*Aim of the task:* Below are records; reproduce exactly the lines from the one containing "Output a JSON" through the end, both included, and only those.

(Records from a collection)
* * * * *

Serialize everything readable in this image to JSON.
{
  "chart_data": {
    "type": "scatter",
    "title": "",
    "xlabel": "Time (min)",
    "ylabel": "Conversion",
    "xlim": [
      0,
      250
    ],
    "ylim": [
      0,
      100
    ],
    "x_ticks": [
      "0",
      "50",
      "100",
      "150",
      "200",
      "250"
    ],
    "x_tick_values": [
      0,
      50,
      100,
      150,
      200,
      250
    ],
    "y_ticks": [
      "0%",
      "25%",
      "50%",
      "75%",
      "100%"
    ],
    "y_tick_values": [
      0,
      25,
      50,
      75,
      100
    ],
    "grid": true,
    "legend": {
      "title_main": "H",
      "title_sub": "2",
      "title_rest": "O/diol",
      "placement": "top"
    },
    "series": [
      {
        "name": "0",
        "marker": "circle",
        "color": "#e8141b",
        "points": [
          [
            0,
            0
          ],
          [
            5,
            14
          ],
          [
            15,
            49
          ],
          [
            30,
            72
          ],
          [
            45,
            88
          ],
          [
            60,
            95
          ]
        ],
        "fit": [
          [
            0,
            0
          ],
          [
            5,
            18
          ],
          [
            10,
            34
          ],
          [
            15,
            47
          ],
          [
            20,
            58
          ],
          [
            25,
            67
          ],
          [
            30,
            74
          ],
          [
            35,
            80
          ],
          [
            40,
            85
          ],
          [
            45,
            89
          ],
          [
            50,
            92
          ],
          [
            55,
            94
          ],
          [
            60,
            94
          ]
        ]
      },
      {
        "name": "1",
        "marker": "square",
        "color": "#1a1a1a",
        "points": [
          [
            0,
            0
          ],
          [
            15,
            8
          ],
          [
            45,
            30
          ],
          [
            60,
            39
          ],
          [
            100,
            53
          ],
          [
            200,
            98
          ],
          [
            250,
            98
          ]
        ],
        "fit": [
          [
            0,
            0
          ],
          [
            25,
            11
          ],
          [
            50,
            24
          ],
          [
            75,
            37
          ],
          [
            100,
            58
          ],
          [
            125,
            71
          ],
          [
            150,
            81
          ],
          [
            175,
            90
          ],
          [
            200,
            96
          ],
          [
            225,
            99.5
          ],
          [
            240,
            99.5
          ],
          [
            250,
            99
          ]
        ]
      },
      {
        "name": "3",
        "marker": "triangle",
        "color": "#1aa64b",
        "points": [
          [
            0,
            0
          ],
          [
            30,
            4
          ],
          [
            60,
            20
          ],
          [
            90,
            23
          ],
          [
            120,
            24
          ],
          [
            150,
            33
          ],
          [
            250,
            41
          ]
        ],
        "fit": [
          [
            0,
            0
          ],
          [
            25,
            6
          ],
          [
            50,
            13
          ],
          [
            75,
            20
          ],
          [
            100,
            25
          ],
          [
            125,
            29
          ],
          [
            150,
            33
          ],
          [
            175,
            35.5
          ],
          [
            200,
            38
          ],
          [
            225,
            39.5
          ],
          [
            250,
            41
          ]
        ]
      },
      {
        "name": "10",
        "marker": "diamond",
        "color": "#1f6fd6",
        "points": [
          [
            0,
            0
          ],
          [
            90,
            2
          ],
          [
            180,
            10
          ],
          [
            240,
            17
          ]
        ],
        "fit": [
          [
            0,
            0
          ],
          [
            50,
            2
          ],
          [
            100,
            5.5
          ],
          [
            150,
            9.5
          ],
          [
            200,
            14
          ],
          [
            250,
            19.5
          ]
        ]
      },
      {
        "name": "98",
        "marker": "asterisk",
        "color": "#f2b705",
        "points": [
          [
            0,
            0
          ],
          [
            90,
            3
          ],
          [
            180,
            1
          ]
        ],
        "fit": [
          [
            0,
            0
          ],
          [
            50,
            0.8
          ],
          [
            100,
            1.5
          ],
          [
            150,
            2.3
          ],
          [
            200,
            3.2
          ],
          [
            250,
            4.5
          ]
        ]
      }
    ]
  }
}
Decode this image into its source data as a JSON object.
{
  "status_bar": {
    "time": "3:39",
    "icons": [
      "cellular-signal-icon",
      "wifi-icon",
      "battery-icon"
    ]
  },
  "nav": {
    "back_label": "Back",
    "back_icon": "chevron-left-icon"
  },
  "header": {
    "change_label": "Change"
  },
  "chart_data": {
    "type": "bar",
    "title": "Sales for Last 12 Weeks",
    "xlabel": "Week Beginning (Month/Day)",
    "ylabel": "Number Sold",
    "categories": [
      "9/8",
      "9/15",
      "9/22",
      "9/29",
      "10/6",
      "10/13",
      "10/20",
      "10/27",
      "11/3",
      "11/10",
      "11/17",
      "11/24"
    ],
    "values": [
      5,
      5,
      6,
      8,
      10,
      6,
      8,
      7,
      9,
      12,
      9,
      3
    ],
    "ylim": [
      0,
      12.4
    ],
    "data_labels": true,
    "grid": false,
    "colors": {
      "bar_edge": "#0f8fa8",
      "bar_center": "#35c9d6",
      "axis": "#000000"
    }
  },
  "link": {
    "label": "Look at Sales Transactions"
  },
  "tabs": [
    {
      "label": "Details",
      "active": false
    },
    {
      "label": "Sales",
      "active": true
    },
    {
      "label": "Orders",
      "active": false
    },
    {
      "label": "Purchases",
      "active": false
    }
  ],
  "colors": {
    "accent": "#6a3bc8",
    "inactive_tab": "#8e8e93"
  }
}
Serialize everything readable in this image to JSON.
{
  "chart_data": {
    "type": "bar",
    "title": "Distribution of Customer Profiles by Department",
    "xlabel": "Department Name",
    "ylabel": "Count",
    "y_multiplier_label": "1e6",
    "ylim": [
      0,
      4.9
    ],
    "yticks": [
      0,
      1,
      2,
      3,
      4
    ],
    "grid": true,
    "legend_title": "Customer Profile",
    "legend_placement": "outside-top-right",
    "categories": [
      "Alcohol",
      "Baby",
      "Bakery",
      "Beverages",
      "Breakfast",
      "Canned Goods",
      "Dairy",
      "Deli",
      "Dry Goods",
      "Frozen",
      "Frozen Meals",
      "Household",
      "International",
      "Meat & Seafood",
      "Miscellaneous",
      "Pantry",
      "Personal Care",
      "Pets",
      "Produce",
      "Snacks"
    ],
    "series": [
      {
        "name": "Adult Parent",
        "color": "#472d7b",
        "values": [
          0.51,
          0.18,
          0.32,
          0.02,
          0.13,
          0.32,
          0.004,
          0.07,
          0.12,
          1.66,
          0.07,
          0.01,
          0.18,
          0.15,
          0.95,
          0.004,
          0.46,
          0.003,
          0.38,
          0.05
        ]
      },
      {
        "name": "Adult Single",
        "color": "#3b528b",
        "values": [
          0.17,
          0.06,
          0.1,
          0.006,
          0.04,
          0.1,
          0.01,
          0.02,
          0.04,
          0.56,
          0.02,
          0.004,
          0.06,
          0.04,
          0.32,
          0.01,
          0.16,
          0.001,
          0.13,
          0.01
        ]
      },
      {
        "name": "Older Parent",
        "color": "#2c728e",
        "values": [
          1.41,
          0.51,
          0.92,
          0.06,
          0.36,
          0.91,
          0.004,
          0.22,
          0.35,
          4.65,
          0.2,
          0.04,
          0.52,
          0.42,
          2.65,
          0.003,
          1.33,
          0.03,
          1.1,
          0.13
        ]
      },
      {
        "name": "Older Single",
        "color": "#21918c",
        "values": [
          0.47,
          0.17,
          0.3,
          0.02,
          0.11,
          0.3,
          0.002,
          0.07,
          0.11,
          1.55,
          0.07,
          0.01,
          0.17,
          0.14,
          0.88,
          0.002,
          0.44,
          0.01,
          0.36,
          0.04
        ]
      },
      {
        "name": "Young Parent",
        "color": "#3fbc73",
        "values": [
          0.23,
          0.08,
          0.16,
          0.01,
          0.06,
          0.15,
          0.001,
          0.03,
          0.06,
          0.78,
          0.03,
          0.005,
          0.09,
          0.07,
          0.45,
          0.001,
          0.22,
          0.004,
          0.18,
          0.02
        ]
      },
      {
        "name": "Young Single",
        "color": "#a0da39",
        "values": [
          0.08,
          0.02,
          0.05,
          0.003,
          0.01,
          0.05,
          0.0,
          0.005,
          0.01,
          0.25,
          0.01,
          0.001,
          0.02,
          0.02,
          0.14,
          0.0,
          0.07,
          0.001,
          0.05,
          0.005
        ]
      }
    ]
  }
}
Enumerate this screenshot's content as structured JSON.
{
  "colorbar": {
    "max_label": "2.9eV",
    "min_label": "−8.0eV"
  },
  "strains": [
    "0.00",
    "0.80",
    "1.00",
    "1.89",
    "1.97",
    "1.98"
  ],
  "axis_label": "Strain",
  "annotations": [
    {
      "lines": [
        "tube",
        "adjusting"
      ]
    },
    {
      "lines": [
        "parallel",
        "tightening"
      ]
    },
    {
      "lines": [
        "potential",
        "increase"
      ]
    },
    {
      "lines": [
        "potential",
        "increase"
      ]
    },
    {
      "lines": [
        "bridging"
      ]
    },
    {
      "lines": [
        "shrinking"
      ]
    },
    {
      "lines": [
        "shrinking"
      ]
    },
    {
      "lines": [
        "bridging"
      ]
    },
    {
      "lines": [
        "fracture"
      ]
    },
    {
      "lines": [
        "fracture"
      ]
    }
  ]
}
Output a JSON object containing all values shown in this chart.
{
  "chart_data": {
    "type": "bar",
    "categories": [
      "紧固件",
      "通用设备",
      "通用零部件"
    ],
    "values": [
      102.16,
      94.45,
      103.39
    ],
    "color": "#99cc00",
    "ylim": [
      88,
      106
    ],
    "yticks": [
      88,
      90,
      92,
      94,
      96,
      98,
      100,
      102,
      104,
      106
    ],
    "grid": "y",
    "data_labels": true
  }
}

* * * * *

*In response:*
Output a JSON object containing all values shown in this chart.
{
  "chart_data": {
    "type": "bar",
    "categories": [
      "紧固件",
      "通用设备",
      "通用零部件"
    ],
    "values": [
      102.16,
      94.45,
      103.39
    ],
    "color": "#99cc00",
    "ylim": [
      88,
      106
    ],
    "yticks": [
      88,
      90,
      92,
      94,
      96,
      98,
      100,
      102,
      104,
      106
    ],
    "grid": "y",
    "data_labels": true
  }
}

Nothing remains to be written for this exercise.